>> begin Data shown

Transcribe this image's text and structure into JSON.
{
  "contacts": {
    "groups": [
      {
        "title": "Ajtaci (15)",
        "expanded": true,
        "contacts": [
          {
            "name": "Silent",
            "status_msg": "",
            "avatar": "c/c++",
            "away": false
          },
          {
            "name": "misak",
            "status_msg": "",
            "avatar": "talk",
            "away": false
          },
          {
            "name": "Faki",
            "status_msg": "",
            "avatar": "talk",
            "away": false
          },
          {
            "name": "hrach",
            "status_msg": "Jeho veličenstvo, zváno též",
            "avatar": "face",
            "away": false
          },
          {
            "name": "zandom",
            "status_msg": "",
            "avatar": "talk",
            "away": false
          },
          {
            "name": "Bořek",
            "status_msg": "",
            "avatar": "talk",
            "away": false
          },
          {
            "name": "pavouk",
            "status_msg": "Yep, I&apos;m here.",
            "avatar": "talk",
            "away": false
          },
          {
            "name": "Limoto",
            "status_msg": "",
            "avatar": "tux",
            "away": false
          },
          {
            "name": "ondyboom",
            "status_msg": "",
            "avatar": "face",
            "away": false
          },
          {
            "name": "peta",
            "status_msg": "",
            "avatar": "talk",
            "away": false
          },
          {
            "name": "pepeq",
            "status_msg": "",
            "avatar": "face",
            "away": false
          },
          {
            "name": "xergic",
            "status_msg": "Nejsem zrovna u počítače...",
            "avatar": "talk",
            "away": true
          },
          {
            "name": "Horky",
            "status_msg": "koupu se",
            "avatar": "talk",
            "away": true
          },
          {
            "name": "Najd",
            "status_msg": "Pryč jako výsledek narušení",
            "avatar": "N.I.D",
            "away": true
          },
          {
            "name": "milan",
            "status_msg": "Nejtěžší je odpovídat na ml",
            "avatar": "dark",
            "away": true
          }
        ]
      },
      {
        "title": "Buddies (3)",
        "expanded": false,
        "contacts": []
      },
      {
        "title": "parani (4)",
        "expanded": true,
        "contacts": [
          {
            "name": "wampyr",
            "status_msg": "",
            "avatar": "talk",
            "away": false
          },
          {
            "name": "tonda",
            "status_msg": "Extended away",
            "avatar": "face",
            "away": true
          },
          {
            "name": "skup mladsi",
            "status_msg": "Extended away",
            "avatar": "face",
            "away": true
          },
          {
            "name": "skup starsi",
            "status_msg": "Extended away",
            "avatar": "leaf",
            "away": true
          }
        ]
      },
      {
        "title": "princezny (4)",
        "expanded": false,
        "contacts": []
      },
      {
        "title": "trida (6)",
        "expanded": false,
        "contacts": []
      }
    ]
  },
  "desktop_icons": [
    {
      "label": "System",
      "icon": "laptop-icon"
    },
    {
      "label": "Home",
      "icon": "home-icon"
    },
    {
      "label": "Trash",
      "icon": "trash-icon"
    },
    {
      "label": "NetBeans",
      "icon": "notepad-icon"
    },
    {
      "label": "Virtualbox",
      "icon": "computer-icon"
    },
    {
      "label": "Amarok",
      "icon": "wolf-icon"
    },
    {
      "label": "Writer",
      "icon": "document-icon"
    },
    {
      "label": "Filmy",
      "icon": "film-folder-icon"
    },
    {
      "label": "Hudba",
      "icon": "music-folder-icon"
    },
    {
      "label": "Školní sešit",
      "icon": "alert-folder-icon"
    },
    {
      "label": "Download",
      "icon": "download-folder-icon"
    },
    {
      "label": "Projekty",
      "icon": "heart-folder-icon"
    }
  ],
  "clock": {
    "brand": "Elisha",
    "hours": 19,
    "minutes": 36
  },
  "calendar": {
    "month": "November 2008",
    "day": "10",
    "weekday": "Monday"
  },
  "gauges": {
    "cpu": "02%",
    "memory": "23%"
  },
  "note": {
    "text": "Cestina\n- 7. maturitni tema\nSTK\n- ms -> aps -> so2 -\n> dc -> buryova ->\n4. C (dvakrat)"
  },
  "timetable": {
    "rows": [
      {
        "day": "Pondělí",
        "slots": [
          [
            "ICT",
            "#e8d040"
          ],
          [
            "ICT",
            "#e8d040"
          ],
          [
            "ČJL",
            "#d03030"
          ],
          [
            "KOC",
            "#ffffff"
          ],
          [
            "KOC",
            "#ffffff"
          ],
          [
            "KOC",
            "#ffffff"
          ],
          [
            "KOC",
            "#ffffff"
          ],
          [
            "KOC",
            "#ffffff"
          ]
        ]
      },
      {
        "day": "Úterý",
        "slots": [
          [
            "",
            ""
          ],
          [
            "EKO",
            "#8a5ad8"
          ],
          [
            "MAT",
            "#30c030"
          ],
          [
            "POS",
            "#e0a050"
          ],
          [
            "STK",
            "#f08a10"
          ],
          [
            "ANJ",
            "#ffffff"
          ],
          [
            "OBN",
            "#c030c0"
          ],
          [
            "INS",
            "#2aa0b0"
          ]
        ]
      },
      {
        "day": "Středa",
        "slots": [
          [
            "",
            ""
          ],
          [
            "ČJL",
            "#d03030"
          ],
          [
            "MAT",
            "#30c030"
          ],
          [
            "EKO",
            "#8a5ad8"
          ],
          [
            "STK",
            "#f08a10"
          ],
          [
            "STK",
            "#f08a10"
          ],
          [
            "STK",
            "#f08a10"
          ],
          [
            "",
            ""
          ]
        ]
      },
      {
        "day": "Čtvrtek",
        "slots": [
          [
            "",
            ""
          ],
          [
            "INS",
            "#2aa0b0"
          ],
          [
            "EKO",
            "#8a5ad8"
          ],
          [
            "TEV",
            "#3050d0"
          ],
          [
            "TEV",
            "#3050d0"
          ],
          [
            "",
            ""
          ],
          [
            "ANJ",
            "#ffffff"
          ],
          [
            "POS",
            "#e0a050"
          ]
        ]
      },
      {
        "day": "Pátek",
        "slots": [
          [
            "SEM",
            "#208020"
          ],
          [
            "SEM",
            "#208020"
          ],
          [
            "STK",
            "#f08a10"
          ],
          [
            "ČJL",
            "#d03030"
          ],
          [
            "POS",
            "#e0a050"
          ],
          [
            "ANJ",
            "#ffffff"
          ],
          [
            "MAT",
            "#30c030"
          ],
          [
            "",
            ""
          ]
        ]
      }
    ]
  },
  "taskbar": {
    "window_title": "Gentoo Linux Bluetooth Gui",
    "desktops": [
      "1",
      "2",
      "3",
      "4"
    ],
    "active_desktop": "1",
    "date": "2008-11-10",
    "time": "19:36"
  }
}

>> end Data shown

§ To do:
Among the records above, find each line holding the string "text" and pull it out.

§ Exercise response:
Transcribe this image's text and structure into JSON.
    "text": "Cestina\n- 7. maturitni tema\nSTK\n- ms -> aps -> so2 -\n> dc -> buryova ->\n4. C (dvakrat)"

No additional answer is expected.